▶ **Instruction**
Every entry below must be repeated exactly; skip the pictures.

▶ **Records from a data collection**
--- --- ---

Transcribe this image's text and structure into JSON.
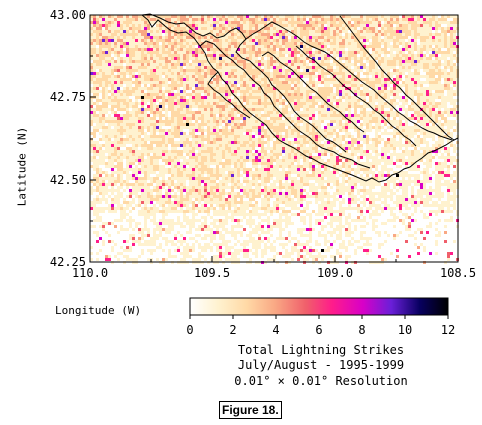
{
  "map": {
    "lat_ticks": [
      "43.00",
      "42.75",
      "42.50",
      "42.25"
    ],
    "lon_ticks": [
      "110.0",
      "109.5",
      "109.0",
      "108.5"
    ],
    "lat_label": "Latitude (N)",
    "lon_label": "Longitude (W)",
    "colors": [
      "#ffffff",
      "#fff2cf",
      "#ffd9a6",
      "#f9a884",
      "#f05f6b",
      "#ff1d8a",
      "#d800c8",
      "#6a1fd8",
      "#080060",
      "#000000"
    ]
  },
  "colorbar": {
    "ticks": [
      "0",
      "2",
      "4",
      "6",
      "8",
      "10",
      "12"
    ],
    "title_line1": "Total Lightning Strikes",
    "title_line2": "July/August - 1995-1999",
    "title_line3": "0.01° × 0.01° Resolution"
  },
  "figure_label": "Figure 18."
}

--- --- ---

▶ **Finished task**
Transcribe this image's text and structure into JSON.
{
  "map": {
    "lat_ticks": [
      "43.00",
      "42.75",
      "42.50",
      "42.25"
    ],
    "lon_ticks": [
      "110.0",
      "109.5",
      "109.0",
      "108.5"
    ],
    "lat_label": "Latitude (N)",
    "lon_label": "Longitude (W)",
    "colors": [
      "#ffffff",
      "#fff2cf",
      "#ffd9a6",
      "#f9a884",
      "#f05f6b",
      "#ff1d8a",
      "#d800c8",
      "#6a1fd8",
      "#080060",
      "#000000"
    ]
  },
  "colorbar": {
    "ticks": [
      "0",
      "2",
      "4",
      "6",
      "8",
      "10",
      "12"
    ],
    "title_line1": "Total Lightning Strikes",
    "title_line2": "July/August - 1995-1999",
    "title_line3": "0.01° × 0.01° Resolution"
  },
  "figure_label": "Figure 18."
}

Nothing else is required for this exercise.